- **What to work on**: Go through the entries one line at a time, and gather every line that has the word "this".

- **Given data**:

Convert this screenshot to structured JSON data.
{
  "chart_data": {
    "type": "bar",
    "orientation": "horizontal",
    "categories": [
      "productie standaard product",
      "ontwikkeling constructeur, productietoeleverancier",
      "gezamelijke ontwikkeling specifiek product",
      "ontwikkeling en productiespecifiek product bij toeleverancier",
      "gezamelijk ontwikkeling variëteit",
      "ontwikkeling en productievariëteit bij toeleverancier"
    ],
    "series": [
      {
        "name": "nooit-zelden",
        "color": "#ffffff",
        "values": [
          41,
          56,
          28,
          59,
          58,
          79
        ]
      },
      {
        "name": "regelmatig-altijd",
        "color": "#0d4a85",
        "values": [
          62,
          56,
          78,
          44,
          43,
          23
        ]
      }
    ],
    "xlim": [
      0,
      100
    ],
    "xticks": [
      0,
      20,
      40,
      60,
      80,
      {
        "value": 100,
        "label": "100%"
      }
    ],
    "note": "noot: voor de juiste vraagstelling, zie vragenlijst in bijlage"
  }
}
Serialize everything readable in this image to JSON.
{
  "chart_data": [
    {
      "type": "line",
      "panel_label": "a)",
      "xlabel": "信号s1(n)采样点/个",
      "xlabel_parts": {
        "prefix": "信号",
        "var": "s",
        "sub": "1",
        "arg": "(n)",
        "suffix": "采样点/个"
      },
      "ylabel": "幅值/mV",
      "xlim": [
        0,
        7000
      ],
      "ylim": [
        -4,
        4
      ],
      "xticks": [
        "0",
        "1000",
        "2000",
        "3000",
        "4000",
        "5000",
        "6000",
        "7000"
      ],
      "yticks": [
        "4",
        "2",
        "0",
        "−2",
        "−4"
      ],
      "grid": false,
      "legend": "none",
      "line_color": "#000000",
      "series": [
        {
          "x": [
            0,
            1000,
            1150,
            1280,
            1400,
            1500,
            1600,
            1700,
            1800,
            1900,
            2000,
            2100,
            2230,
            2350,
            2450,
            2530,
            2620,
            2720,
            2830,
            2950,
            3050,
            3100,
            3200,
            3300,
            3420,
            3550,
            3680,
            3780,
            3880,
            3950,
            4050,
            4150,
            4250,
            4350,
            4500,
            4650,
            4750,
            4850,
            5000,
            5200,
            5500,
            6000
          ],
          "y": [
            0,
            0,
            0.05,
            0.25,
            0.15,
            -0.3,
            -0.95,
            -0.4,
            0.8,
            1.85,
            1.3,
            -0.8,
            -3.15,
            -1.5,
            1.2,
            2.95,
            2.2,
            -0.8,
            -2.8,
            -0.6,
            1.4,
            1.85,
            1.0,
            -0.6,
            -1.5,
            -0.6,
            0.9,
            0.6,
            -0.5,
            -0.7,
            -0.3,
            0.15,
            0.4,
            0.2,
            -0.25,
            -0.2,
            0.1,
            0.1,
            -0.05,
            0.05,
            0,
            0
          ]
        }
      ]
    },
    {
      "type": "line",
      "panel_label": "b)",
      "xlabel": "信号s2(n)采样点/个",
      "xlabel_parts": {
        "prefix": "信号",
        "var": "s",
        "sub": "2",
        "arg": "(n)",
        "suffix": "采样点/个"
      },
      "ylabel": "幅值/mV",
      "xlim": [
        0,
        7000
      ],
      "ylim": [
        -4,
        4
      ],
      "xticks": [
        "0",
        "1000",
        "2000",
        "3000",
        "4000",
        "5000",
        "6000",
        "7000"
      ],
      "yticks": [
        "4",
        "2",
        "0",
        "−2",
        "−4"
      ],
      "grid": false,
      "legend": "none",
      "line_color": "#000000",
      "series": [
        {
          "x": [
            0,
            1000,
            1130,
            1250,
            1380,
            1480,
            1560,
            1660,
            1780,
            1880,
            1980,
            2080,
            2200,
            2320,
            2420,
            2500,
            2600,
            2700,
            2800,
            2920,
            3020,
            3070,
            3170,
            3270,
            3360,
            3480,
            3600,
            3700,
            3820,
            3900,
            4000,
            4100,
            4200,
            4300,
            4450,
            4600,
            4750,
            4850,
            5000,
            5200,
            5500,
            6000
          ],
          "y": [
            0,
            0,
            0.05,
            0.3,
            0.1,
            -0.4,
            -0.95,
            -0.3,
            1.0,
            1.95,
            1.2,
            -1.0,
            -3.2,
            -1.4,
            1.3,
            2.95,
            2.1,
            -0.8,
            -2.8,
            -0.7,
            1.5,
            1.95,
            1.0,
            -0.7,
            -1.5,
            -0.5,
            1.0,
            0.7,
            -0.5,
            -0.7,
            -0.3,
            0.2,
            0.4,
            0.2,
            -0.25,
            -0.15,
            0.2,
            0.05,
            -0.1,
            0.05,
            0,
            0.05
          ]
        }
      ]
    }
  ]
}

- **Exercise solution**:
Convert this screenshot to structured JSON data.
Serialize everything readable in this image to JSON.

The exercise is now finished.